[STATED EXERCISE] Report how many lines in the records below contain the word "ylabel". Give only the number.

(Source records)
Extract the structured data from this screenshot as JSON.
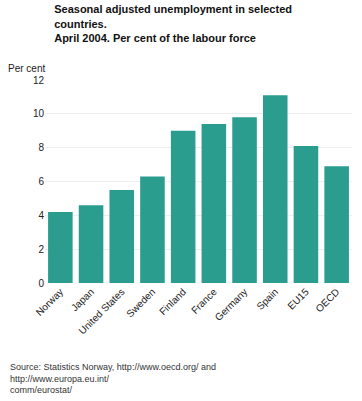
{
  "chart_data": {
    "type": "bar",
    "title": "Seasonal adjusted unemployment in selected countries.\nApril 2004. Per cent of the labour force",
    "ylabel": "Per cent",
    "source": "Source: Statistics Norway, http://www.oecd.org/ and http://www.europa.eu.int/\ncomm/eurostat/",
    "categories": [
      "Norway",
      "Japan",
      "United States",
      "Sweden",
      "Finland",
      "France",
      "Germany",
      "Spain",
      "EU15",
      "OECD"
    ],
    "values": [
      4.2,
      4.6,
      5.5,
      6.3,
      9.0,
      9.4,
      9.8,
      11.1,
      8.1,
      6.9
    ],
    "color": "#2a9d8f",
    "ylim": [
      0,
      12
    ],
    "yticks": [
      0,
      2,
      4,
      6,
      8,
      10,
      12
    ],
    "grid": true
  }
}
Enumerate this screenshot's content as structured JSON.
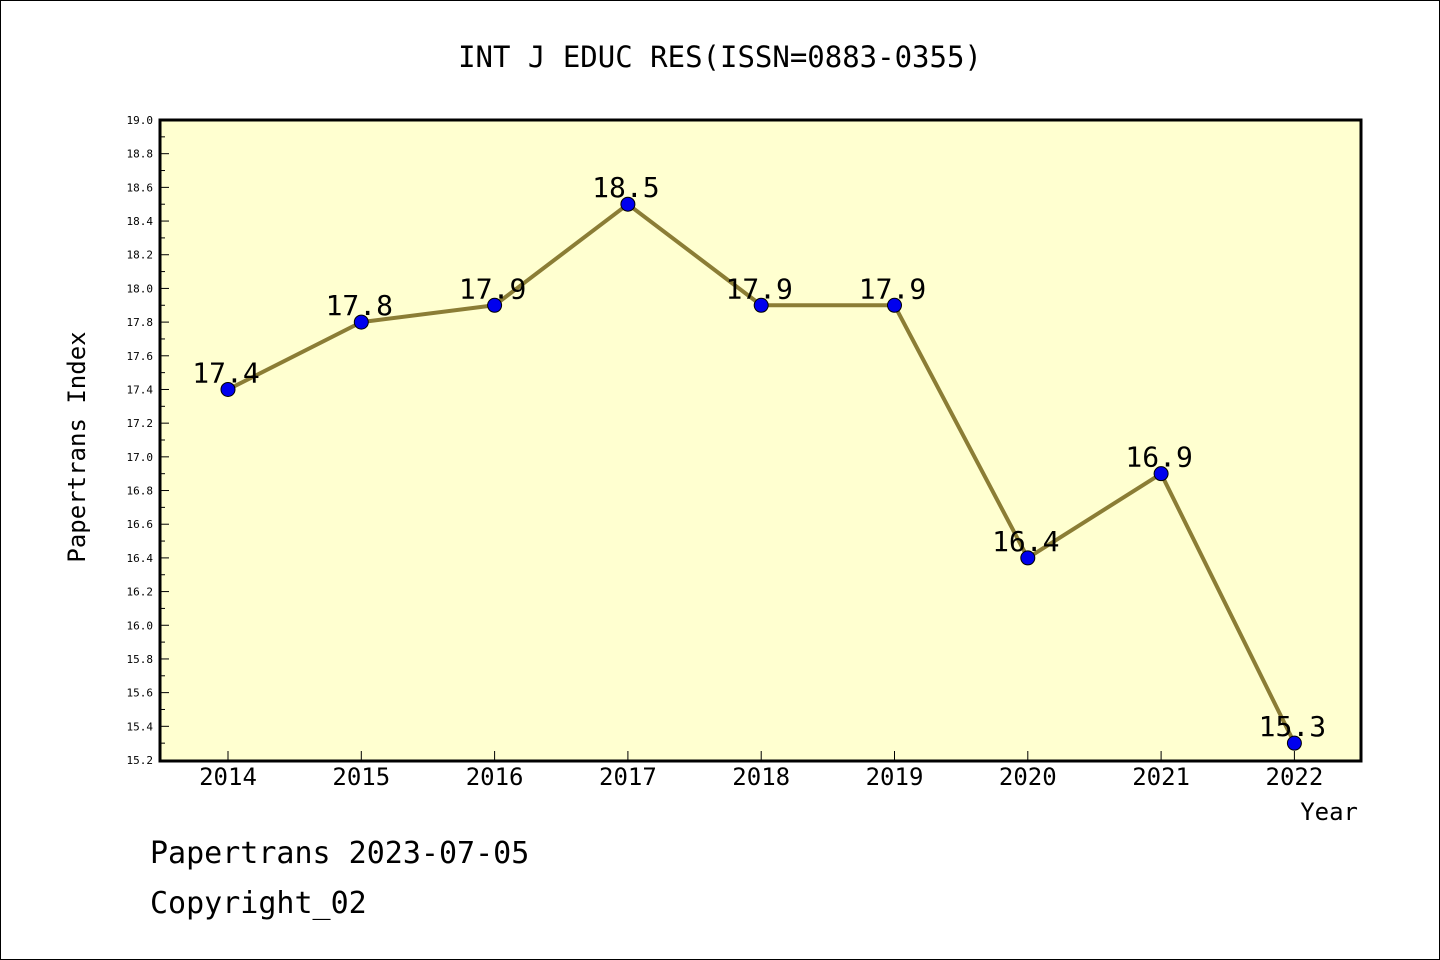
{
  "chart_data": {
    "type": "line",
    "title": "INT J EDUC RES(ISSN=0883-0355)",
    "xlabel": "Year",
    "ylabel": "Papertrans Index",
    "categories": [
      "2014",
      "2015",
      "2016",
      "2017",
      "2018",
      "2019",
      "2020",
      "2021",
      "2022"
    ],
    "series": [
      {
        "values": [
          17.4,
          17.8,
          17.9,
          18.5,
          17.9,
          17.9,
          16.4,
          16.9,
          15.3
        ],
        "labels": [
          "17.4",
          "17.8",
          "17.9",
          "18.5",
          "17.9",
          "17.9",
          "16.4",
          "16.9",
          "15.3"
        ]
      }
    ],
    "ylim": [
      15.2,
      19.0
    ],
    "yticks": [
      "15.2",
      "15.4",
      "15.6",
      "15.8",
      "16.0",
      "16.2",
      "16.4",
      "16.6",
      "16.8",
      "17.0",
      "17.2",
      "17.4",
      "17.6",
      "17.8",
      "18.0",
      "18.2",
      "18.4",
      "18.6",
      "18.8",
      "19.0"
    ],
    "grid": false,
    "legend": "none",
    "colors": {
      "plot_background": "#ffffd0",
      "line": "#8b7d35",
      "marker": "#0000ee",
      "axis": "#000000"
    }
  },
  "footer": {
    "line1": "Papertrans 2023-07-05",
    "line2": "Copyright_02"
  }
}
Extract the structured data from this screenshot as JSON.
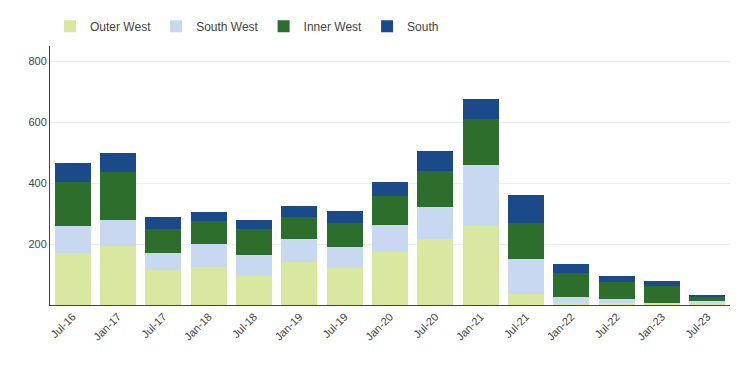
{
  "chart_data": {
    "type": "bar",
    "stacked": true,
    "categories": [
      "Jul-16",
      "Jan-17",
      "Jul-17",
      "Jan-18",
      "Jul-18",
      "Jan-19",
      "Jul-19",
      "Jan-20",
      "Jul-20",
      "Jan-21",
      "Jul-21",
      "Jan-22",
      "Jul-22",
      "Jan-23",
      "Jul-23"
    ],
    "series": [
      {
        "name": "Outer West",
        "color": "#d9e8a0",
        "values": [
          170,
          195,
          115,
          125,
          95,
          140,
          120,
          175,
          215,
          260,
          35,
          8,
          8,
          4,
          8
        ]
      },
      {
        "name": "South West",
        "color": "#c8d8f0",
        "values": [
          90,
          85,
          55,
          75,
          70,
          75,
          70,
          88,
          105,
          200,
          115,
          18,
          12,
          4,
          4
        ]
      },
      {
        "name": "Inner West",
        "color": "#2d6e2d",
        "values": [
          145,
          155,
          80,
          75,
          85,
          75,
          80,
          95,
          120,
          150,
          120,
          80,
          55,
          55,
          15
        ]
      },
      {
        "name": "South",
        "color": "#1a4a8a",
        "values": [
          60,
          65,
          40,
          30,
          30,
          35,
          40,
          45,
          65,
          65,
          90,
          30,
          20,
          15,
          5
        ]
      }
    ],
    "ylim": [
      0,
      850
    ],
    "yticks": [
      200,
      400,
      600,
      800
    ],
    "grid": true,
    "legend": "top"
  }
}
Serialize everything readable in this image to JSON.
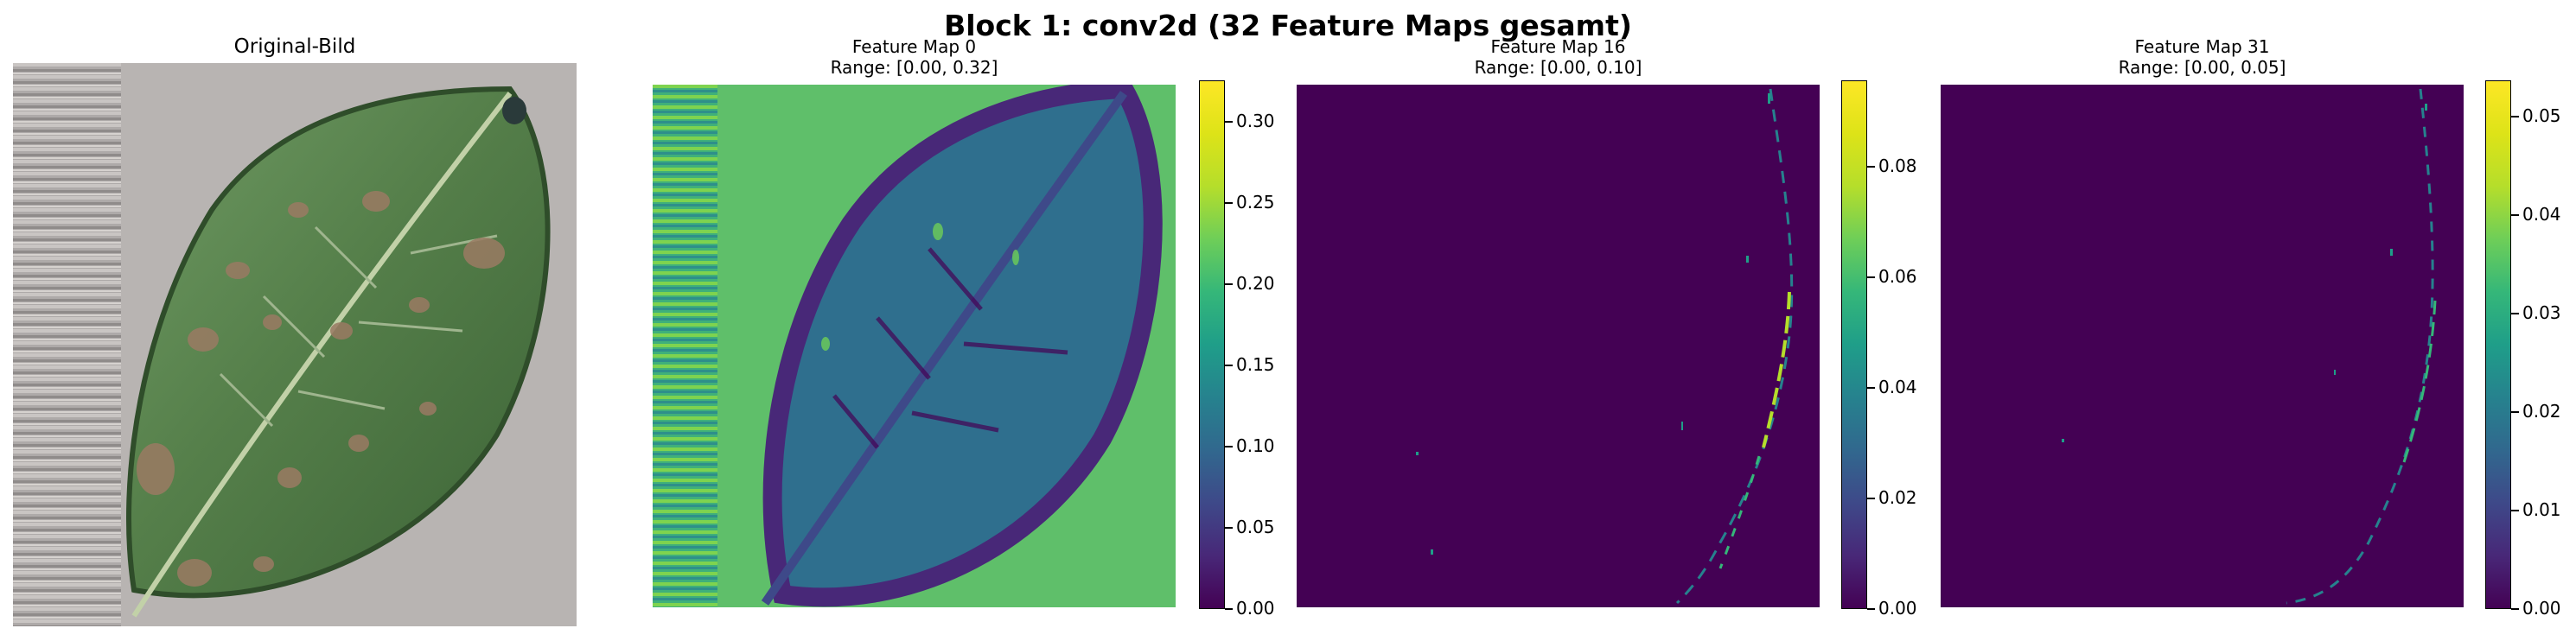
{
  "figure_title": "Block 1: conv2d (32 Feature Maps gesamt)",
  "colors": {
    "viridis_min": "#440154",
    "viridis_max": "#fde725",
    "leaf_green": "#4f7a45",
    "background_gray": "#b8b4b2"
  },
  "original": {
    "title": "Original-Bild"
  },
  "chart_data": [
    {
      "type": "heatmap",
      "title": "Feature Map 0",
      "subtitle": "Range: [0.00, 0.32]",
      "colormap": "viridis",
      "colorbar_range": [
        0.0,
        0.32
      ],
      "colorbar_ticks": [
        "0.00",
        "0.05",
        "0.10",
        "0.15",
        "0.20",
        "0.25",
        "0.30"
      ],
      "colorbar_tick_values": [
        0.0,
        0.05,
        0.1,
        0.15,
        0.2,
        0.25,
        0.3
      ]
    },
    {
      "type": "heatmap",
      "title": "Feature Map 16",
      "subtitle": "Range: [0.00, 0.10]",
      "colormap": "viridis",
      "colorbar_range": [
        0.0,
        0.095
      ],
      "colorbar_ticks": [
        "0.00",
        "0.02",
        "0.04",
        "0.06",
        "0.08"
      ],
      "colorbar_tick_values": [
        0.0,
        0.02,
        0.04,
        0.06,
        0.08
      ]
    },
    {
      "type": "heatmap",
      "title": "Feature Map 31",
      "subtitle": "Range: [0.00, 0.05]",
      "colormap": "viridis",
      "colorbar_range": [
        0.0,
        0.0535
      ],
      "colorbar_ticks": [
        "0.00",
        "0.01",
        "0.02",
        "0.03",
        "0.04",
        "0.05"
      ],
      "colorbar_tick_values": [
        0.0,
        0.01,
        0.02,
        0.03,
        0.04,
        0.05
      ]
    }
  ]
}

[EXERCISE RESULT] 2